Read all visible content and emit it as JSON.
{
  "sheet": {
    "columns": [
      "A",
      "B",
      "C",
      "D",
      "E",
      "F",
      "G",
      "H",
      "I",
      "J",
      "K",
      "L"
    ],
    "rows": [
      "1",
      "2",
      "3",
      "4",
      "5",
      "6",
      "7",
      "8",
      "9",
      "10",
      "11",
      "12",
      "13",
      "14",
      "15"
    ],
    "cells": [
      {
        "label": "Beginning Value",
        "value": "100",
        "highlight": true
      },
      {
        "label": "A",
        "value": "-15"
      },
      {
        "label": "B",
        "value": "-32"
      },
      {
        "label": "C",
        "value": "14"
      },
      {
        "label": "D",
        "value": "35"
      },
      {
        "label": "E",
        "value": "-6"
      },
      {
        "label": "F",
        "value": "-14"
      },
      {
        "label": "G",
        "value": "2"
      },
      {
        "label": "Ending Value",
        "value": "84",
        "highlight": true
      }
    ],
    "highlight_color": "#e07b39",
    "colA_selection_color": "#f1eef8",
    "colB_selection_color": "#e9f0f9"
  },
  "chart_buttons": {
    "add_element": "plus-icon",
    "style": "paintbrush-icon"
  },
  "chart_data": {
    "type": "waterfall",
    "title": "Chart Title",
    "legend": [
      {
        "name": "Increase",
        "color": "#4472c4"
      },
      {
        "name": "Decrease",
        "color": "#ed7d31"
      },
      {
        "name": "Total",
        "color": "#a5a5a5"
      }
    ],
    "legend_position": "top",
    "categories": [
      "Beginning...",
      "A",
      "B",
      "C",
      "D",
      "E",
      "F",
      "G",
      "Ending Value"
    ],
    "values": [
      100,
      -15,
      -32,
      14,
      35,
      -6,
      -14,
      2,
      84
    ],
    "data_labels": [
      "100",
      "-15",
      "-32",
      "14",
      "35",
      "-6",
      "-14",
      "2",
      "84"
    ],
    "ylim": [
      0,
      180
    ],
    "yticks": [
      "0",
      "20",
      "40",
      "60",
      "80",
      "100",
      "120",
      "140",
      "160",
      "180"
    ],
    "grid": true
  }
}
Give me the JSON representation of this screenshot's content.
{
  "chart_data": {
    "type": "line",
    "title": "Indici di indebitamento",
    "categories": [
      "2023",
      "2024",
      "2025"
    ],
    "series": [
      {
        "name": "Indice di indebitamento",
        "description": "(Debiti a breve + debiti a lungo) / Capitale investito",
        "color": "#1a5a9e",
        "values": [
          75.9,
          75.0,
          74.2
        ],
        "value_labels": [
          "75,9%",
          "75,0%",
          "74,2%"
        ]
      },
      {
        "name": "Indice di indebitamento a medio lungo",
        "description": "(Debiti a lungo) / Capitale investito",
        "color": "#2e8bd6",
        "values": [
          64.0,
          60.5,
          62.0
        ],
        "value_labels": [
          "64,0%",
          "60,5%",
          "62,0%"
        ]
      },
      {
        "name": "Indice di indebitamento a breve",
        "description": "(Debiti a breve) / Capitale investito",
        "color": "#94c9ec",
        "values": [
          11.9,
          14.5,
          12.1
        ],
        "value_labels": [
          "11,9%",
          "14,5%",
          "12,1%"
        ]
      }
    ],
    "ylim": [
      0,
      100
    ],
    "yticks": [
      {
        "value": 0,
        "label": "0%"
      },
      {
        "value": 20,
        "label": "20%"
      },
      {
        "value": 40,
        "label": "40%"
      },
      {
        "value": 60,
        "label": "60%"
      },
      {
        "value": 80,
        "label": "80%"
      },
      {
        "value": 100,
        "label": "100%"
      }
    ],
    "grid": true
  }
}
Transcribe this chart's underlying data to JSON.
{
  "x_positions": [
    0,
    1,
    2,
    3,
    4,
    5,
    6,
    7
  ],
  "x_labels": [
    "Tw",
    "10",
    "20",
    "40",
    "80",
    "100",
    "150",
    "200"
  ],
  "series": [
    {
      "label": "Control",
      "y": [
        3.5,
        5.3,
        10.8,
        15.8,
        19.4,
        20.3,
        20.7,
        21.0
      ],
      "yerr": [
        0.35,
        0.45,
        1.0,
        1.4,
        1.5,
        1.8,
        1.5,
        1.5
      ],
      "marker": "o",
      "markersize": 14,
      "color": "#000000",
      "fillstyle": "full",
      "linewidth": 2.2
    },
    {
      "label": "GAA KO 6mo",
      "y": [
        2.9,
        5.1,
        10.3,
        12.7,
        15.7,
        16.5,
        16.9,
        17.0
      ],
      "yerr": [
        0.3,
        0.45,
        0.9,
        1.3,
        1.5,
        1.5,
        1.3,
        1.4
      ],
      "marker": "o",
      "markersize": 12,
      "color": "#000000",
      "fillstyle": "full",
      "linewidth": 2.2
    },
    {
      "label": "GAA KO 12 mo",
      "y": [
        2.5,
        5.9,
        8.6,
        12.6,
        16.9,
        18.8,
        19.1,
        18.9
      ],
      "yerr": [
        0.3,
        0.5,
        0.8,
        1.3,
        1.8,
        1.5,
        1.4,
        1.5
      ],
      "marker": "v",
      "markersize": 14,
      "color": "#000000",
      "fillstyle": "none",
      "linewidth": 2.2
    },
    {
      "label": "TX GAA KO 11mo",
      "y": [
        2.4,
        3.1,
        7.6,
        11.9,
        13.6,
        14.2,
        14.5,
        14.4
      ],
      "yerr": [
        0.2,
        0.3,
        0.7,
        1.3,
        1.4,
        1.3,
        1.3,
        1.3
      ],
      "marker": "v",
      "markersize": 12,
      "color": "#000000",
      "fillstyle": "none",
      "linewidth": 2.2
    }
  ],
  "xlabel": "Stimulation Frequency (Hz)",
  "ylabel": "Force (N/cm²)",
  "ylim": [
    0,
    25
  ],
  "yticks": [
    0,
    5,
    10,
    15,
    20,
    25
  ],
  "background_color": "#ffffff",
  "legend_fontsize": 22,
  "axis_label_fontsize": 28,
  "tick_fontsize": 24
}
· · · · · · ·
## EXERCISE OBJECTIVE
Set down all of the records shown above once more, exactly.

## FULL OUTPUT
Read all visible content and emit it as JSON.
{
  "sheet": {
    "columns": [
      "A",
      "B",
      "C",
      "D",
      "E",
      "F",
      "G",
      "H",
      "I",
      "J",
      "K",
      "L"
    ],
    "rows": [
      "1",
      "2",
      "3",
      "4",
      "5",
      "6",
      "7",
      "8",
      "9",
      "10",
      "11",
      "12",
      "13",
      "14",
      "15"
    ],
    "cells": [
      {
        "label": "Beginning Value",
        "value": "100",
        "highlight": true
      },
      {
        "label": "A",
        "value": "-15"
      },
      {
        "label": "B",
        "value": "-32"
      },
      {
        "label": "C",
        "value": "14"
      },
      {
        "label": "D",
        "value": "35"
      },
      {
        "label": "E",
        "value": "-6"
      },
      {
        "label": "F",
        "value": "-14"
      },
      {
        "label": "G",
        "value": "2"
      },
      {
        "label": "Ending Value",
        "value": "84",
        "highlight": true
      }
    ],
    "highlight_color": "#e07b39",
    "colA_selection_color": "#f1eef8",
    "colB_selection_color": "#e9f0f9"
  },
  "chart_buttons": {
    "add_element": "plus-icon",
    "style": "paintbrush-icon"
  },
  "chart_data": {
    "type": "waterfall",
    "title": "Chart Title",
    "legend": [
      {
        "name": "Increase",
        "color": "#4472c4"
      },
      {
        "name": "Decrease",
        "color": "#ed7d31"
      },
      {
        "name": "Total",
        "color": "#a5a5a5"
      }
    ],
    "legend_position": "top",
    "categories": [
      "Beginning...",
      "A",
      "B",
      "C",
      "D",
      "E",
      "F",
      "G",
      "Ending Value"
    ],
    "values": [
      100,
      -15,
      -32,
      14,
      35,
      -6,
      -14,
      2,
      84
    ],
    "data_labels": [
      "100",
      "-15",
      "-32",
      "14",
      "35",
      "-6",
      "-14",
      "2",
      "84"
    ],
    "ylim": [
      0,
      180
    ],
    "yticks": [
      "0",
      "20",
      "40",
      "60",
      "80",
      "100",
      "120",
      "140",
      "160",
      "180"
    ],
    "grid": true
  }
}
Give me the JSON representation of this screenshot's content.
{
  "chart_data": {
    "type": "line",
    "title": "Indici di indebitamento",
    "categories": [
      "2023",
      "2024",
      "2025"
    ],
    "series": [
      {
        "name": "Indice di indebitamento",
        "description": "(Debiti a breve + debiti a lungo) / Capitale investito",
        "color": "#1a5a9e",
        "values": [
          75.9,
          75.0,
          74.2
        ],
        "value_labels": [
          "75,9%",
          "75,0%",
          "74,2%"
        ]
      },
      {
        "name": "Indice di indebitamento a medio lungo",
        "description": "(Debiti a lungo) / Capitale investito",
        "color": "#2e8bd6",
        "values": [
          64.0,
          60.5,
          62.0
        ],
        "value_labels": [
          "64,0%",
          "60,5%",
          "62,0%"
        ]
      },
      {
        "name": "Indice di indebitamento a breve",
        "description": "(Debiti a breve) / Capitale investito",
        "color": "#94c9ec",
        "values": [
          11.9,
          14.5,
          12.1
        ],
        "value_labels": [
          "11,9%",
          "14,5%",
          "12,1%"
        ]
      }
    ],
    "ylim": [
      0,
      100
    ],
    "yticks": [
      {
        "value": 0,
        "label": "0%"
      },
      {
        "value": 20,
        "label": "20%"
      },
      {
        "value": 40,
        "label": "40%"
      },
      {
        "value": 60,
        "label": "60%"
      },
      {
        "value": 80,
        "label": "80%"
      },
      {
        "value": 100,
        "label": "100%"
      }
    ],
    "grid": true
  }
}
Transcribe this chart's underlying data to JSON.
{
  "x_positions": [
    0,
    1,
    2,
    3,
    4,
    5,
    6,
    7
  ],
  "x_labels": [
    "Tw",
    "10",
    "20",
    "40",
    "80",
    "100",
    "150",
    "200"
  ],
  "series": [
    {
      "label": "Control",
      "y": [
        3.5,
        5.3,
        10.8,
        15.8,
        19.4,
        20.3,
        20.7,
        21.0
      ],
      "yerr": [
        0.35,
        0.45,
        1.0,
        1.4,
        1.5,
        1.8,
        1.5,
        1.5
      ],
      "marker": "o",
      "markersize": 14,
      "color": "#000000",
      "fillstyle": "full",
      "linewidth": 2.2
    },
    {
      "label": "GAA KO 6mo",
      "y": [
        2.9,
        5.1,
        10.3,
        12.7,
        15.7,
        16.5,
        16.9,
        17.0
      ],
      "yerr": [
        0.3,
        0.45,
        0.9,
        1.3,
        1.5,
        1.5,
        1.3,
        1.4
      ],
      "marker": "o",
      "markersize": 12,
      "color": "#000000",
      "fillstyle": "full",
      "linewidth": 2.2
    },
    {
      "label": "GAA KO 12 mo",
      "y": [
        2.5,
        5.9,
        8.6,
        12.6,
        16.9,
        18.8,
        19.1,
        18.9
      ],
      "yerr": [
        0.3,
        0.5,
        0.8,
        1.3,
        1.8,
        1.5,
        1.4,
        1.5
      ],
      "marker": "v",
      "markersize": 14,
      "color": "#000000",
      "fillstyle": "none",
      "linewidth": 2.2
    },
    {
      "label": "TX GAA KO 11mo",
      "y": [
        2.4,
        3.1,
        7.6,
        11.9,
        13.6,
        14.2,
        14.5,
        14.4
      ],
      "yerr": [
        0.2,
        0.3,
        0.7,
        1.3,
        1.4,
        1.3,
        1.3,
        1.3
      ],
      "marker": "v",
      "markersize": 12,
      "color": "#000000",
      "fillstyle": "none",
      "linewidth": 2.2
    }
  ],
  "xlabel": "Stimulation Frequency (Hz)",
  "ylabel": "Force (N/cm²)",
  "ylim": [
    0,
    25
  ],
  "yticks": [
    0,
    5,
    10,
    15,
    20,
    25
  ],
  "background_color": "#ffffff",
  "legend_fontsize": 22,
  "axis_label_fontsize": 28,
  "tick_fontsize": 24
}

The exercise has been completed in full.